=== CHECK YOUR UNDERSTANDING ===
**A.** In the abstract on γ-catenin and β-catenin below, what other name is given for γ-catenin?
**B.** List every abbreviation that the abstract on γ-catenin and β-catenin below defines, together with the term it stands for.

==== EXCERPT PROVIDED ====

Complex regulatory interplay of γ‐catenin and β‐catenin in liver cells (59.10)

Abstract

β‐catenin, an adherens junction (AJ) component and key Wnt pathway effector, regulates numerous developmental processes, and its aberrant activation is observed in hepatocellular carcinoma (HCC). The β‐catenin homologue γ‐catenin (also known as Plakoglobin) is a constituent of desmosomes and adherens junctions and may participate in Wnt signaling in certain situations. We have reported hepatocyte‐specific β‐catenin knockout (KO) mice to lack any cell‐cell adhesion defects due to increased γ‐catenin especially at the AJs. To further elucidate the role and regulation of γ‐catenin‐β‐catenin relationship, we modulated these molecules in HCC cells. β‐Catenin knockdown (KD) in HCC cells led to increased γ‐catenin, which was associated with its increased serine/threonine phosphorylation. γ‐Catenin KD led to increased β‐catenin levels and transactivation. Overexpression of γ‐catenin led to β‐catenin downregulation, with increased Serine‐45 phosphorylation and increased GSK3β activity. Transfection of γ‐catenin plasmid did not change TopFlash reporter activity in Hep3B cells. In fact, levels of cyclin‐D1, a known β‐catenin target, decreased notably. Overexpression of γ‐catenin also decreased E‐cadherin protein levels. Thus, complex regulatory interplay between γ‐catenin and β‐catenin is observed, which may have important biological implications in hepatic pathobiology.

==== PROVIDED INFORMATION ====

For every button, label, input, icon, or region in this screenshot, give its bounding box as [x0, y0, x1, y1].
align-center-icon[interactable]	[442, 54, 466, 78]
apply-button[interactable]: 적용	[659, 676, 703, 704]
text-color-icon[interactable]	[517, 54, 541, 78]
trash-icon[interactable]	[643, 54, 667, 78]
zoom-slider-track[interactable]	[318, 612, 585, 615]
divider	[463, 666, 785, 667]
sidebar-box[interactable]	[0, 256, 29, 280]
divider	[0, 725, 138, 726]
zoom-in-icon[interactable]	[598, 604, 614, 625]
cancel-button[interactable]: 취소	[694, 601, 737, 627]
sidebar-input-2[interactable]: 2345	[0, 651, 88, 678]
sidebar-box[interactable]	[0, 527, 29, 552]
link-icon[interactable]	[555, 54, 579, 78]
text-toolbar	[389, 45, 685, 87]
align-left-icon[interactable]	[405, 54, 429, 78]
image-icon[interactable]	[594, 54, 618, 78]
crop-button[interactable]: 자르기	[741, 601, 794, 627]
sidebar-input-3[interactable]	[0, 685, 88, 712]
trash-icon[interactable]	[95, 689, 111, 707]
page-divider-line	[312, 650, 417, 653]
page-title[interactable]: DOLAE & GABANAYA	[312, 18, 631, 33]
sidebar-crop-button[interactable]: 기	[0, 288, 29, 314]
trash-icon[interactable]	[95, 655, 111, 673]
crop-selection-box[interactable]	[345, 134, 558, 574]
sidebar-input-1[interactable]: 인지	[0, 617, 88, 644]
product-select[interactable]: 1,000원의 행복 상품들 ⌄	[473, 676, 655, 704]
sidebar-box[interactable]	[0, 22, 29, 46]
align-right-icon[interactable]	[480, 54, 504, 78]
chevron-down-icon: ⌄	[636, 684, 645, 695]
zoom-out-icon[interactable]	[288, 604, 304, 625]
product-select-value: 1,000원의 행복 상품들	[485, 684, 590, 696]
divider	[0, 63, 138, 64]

====

=== RESULTS OF THE EXERCISE ===
**A.** Plakoglobin

**B.**
- AJ: adherens junction
- HCC: hepatocellular carcinoma
- KO: knockout
- KD: knockdown